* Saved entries
______

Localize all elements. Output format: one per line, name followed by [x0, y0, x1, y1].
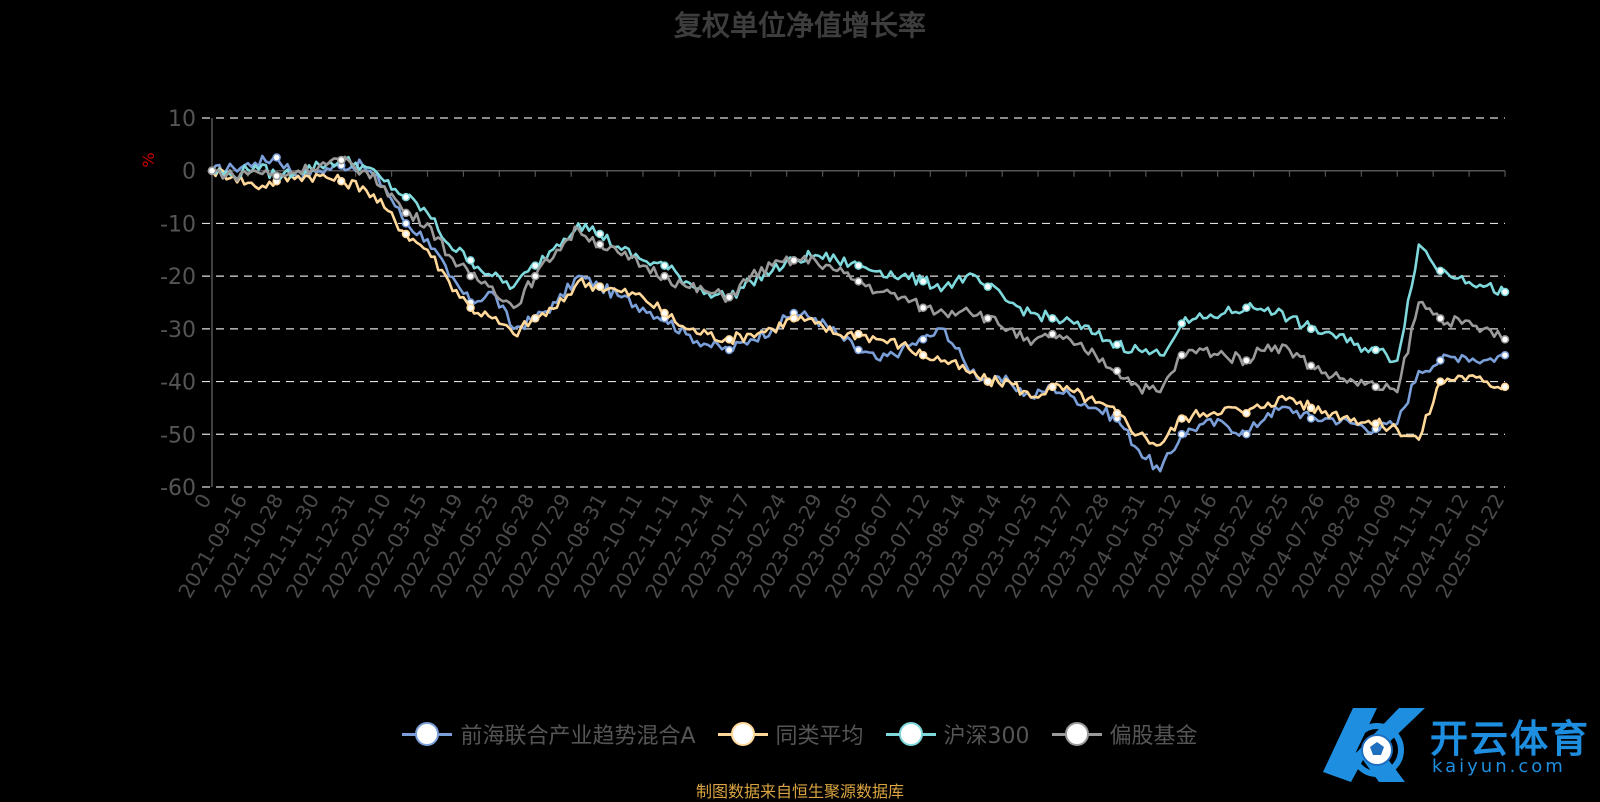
legend-label-csi300: 沪深300 — [943, 724, 1030, 749]
series-point — [401, 229, 411, 239]
series-point — [1242, 408, 1251, 418]
y-tick-label: 10 — [168, 107, 196, 132]
series-point — [1500, 287, 1510, 297]
legend-label-equity-funds: 偏股基金 — [1109, 724, 1198, 749]
series-point — [1242, 356, 1251, 365]
series-point — [1500, 335, 1510, 344]
series-point — [1242, 303, 1251, 313]
data-source-note: 制图数据来自恒生聚源数据库 — [695, 782, 904, 801]
series-point — [1177, 319, 1186, 328]
series-line — [211, 155, 1506, 395]
series-point — [1371, 382, 1380, 392]
series-line — [210, 154, 1506, 473]
series-point — [983, 314, 993, 323]
series-point — [531, 261, 540, 270]
series-point — [660, 308, 669, 318]
series-point — [1242, 430, 1251, 439]
legend-item-equity-funds[interactable]: 偏股基金 — [1051, 718, 1198, 750]
series-point — [918, 303, 928, 313]
series-point — [1306, 324, 1316, 334]
series-point — [1500, 382, 1510, 392]
legend-swatch-fund — [402, 722, 453, 746]
series-point — [1306, 414, 1316, 423]
series-point — [531, 271, 540, 281]
legend-item-fund[interactable]: 前海联合产业趋势混合A — [402, 718, 696, 750]
legend-swatch-equity-funds — [1051, 722, 1102, 746]
kaiyun-logo — [1323, 708, 1425, 782]
series-point — [918, 335, 928, 344]
series-point — [1436, 356, 1445, 365]
y-tick-label: -20 — [160, 265, 196, 290]
series-point — [724, 335, 734, 344]
series-point — [660, 261, 669, 270]
logo-ball-patch — [1370, 742, 1384, 755]
series-point — [1112, 340, 1122, 349]
y-tick-label: 0 — [182, 160, 196, 185]
series-point — [531, 314, 540, 323]
series-point — [1177, 350, 1186, 360]
series-point — [724, 292, 734, 302]
series-point — [207, 166, 217, 175]
series-point — [983, 377, 993, 386]
series-point — [595, 229, 605, 239]
series-point — [466, 271, 475, 281]
y-tick-label: -50 — [160, 423, 196, 448]
series-point — [854, 261, 863, 270]
legend-item-csi300[interactable]: 沪深300 — [885, 718, 1030, 750]
series-point — [1436, 377, 1445, 386]
series-point — [724, 345, 734, 355]
logo-ring — [1350, 723, 1404, 777]
series-point — [1371, 419, 1380, 428]
legend: 前海联合产业趋势混合A 同类平均 沪深300 偏股基金 — [0, 718, 1600, 750]
series-point — [401, 219, 411, 228]
series-point — [401, 192, 411, 202]
series-point — [1500, 350, 1510, 360]
series-point — [854, 345, 863, 355]
series-point — [660, 271, 669, 281]
series-point — [466, 303, 475, 313]
series-point — [272, 171, 281, 181]
series-point — [1112, 366, 1122, 376]
legend-swatch-peer-average — [717, 722, 768, 746]
series-point — [1306, 403, 1316, 413]
series-point — [789, 314, 799, 323]
series-point — [983, 282, 993, 291]
series-point — [918, 277, 928, 286]
y-axis-label: % — [139, 152, 158, 167]
series-point — [595, 282, 605, 291]
series-point — [1306, 361, 1316, 371]
series-point — [337, 155, 346, 165]
x-tick-label: 0 — [189, 490, 216, 513]
series-point — [918, 350, 928, 360]
y-tick-label: -30 — [160, 318, 196, 343]
series-point — [1112, 408, 1122, 418]
chart-title: 复权单位净值增长率 — [673, 9, 926, 42]
legend-item-peer-average[interactable]: 同类平均 — [717, 718, 864, 750]
series-point — [466, 256, 475, 265]
legend-label-fund: 前海联合产业趋势混合A — [460, 724, 696, 749]
series-point — [595, 240, 605, 249]
series-point — [1177, 414, 1186, 423]
series-point — [1048, 329, 1057, 339]
series-point — [272, 153, 281, 162]
y-tick-label: -10 — [160, 212, 196, 237]
series-point — [337, 177, 346, 186]
logo-name: 开云体育 — [1430, 717, 1591, 761]
y-tick-label: -40 — [160, 371, 196, 396]
series-point — [1371, 345, 1380, 355]
series-point — [1177, 430, 1186, 439]
logo-domain: kaiyun.com — [1432, 756, 1566, 777]
series-point — [1436, 314, 1445, 323]
series-point — [1048, 382, 1057, 392]
series-point — [854, 329, 863, 339]
series-point — [854, 277, 863, 286]
series-point — [1048, 314, 1057, 323]
series-point — [1436, 266, 1445, 276]
series-point — [401, 208, 411, 218]
legend-label-peer-average: 同类平均 — [775, 724, 864, 749]
y-tick-label: -60 — [160, 476, 196, 501]
legend-swatch-csi300 — [885, 722, 936, 746]
series-point — [789, 256, 799, 265]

______

* Prompt
Copy the data above word for word, from the line with "legend-label-csi300: 沪深300 —" up to and including the line with "series-point — [1306, 414, 1316, 423]".

* Answer to this exercise
legend-label-csi300: 沪深300 — [943, 724, 1030, 749]
series-point — [401, 229, 411, 239]
series-point — [1242, 408, 1251, 418]
y-tick-label: 10 — [168, 107, 196, 132]
series-point — [1500, 287, 1510, 297]
legend-label-equity-funds: 偏股基金 — [1109, 724, 1198, 749]
series-point — [1242, 356, 1251, 365]
series-point — [1500, 335, 1510, 344]
series-point — [1242, 303, 1251, 313]
data-source-note: 制图数据来自恒生聚源数据库 — [695, 782, 904, 801]
series-point — [1177, 319, 1186, 328]
series-line — [211, 155, 1506, 395]
series-point — [1371, 382, 1380, 392]
series-line — [210, 154, 1506, 473]
series-point — [983, 314, 993, 323]
series-point — [531, 261, 540, 270]
series-point — [660, 308, 669, 318]
series-point — [1242, 430, 1251, 439]
legend-item-equity-funds[interactable]: 偏股基金 — [1051, 718, 1198, 750]
series-point — [918, 303, 928, 313]
series-point — [1306, 324, 1316, 334]
series-point — [1500, 382, 1510, 392]
legend-swatch-fund — [402, 722, 453, 746]
series-point — [1306, 414, 1316, 423]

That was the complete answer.